EXERCISE OBJECTIVE: Extract the records in full, leaving every picture out.
--- start ---
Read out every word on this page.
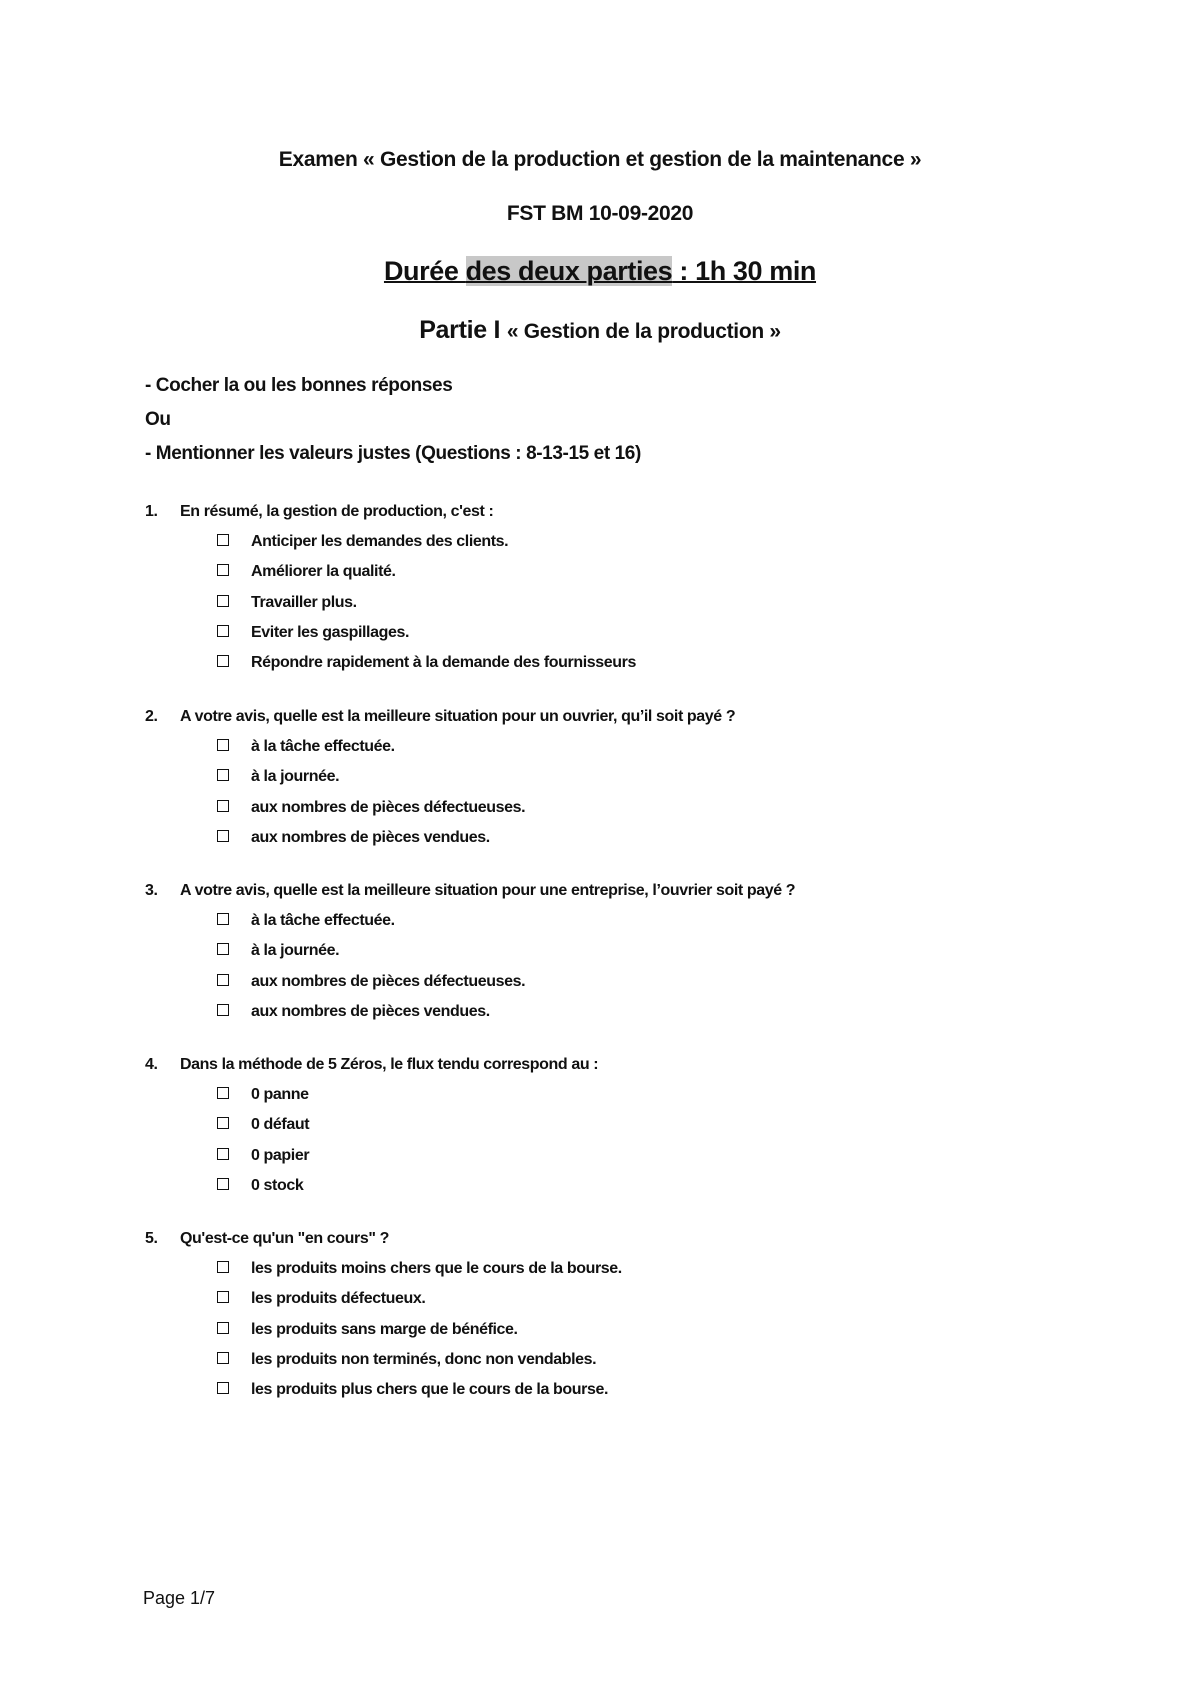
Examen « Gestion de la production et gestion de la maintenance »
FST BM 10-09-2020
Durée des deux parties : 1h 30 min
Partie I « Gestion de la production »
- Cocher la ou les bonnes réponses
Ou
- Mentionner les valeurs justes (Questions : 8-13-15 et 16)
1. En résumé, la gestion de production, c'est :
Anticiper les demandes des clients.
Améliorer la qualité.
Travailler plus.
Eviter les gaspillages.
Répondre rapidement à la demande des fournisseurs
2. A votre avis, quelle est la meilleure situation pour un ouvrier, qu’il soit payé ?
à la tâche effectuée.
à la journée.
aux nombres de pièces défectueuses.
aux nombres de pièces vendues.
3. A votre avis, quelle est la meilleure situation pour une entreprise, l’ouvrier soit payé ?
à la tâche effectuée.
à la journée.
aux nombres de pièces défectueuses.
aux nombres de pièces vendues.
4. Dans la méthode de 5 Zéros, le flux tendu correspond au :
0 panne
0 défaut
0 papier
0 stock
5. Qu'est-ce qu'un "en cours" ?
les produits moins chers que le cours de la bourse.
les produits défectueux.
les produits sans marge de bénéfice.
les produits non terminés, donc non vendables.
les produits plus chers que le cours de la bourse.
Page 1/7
--- end ---
EXPECTED ANSWER:
Read out every word on this page.
Examen « Gestion de la production et gestion de la maintenance »
FST BM 10-09-2020
Durée des deux parties : 1h 30 min
Partie I « Gestion de la production »
- Cocher la ou les bonnes réponses
Ou
- Mentionner les valeurs justes (Questions : 8-13-15 et 16)
1. En résumé, la gestion de production, c'est :
Anticiper les demandes des clients.
Améliorer la qualité.
Travailler plus.
Eviter les gaspillages.
Répondre rapidement à la demande des fournisseurs
2. A votre avis, quelle est la meilleure situation pour un ouvrier, qu’il soit payé ?
à la tâche effectuée.
à la journée.
aux nombres de pièces défectueuses.
aux nombres de pièces vendues.
3. A votre avis, quelle est la meilleure situation pour une entreprise, l’ouvrier soit payé ?
à la tâche effectuée.
à la journée.
aux nombres de pièces défectueuses.
aux nombres de pièces vendues.
4. Dans la méthode de 5 Zéros, le flux tendu correspond au :
0 panne
0 défaut
0 papier
0 stock
5. Qu'est-ce qu'un "en cours" ?
les produits moins chers que le cours de la bourse.
les produits défectueux.
les produits sans marge de bénéfice.
les produits non terminés, donc non vendables.
les produits plus chers que le cours de la bourse.
Page 1/7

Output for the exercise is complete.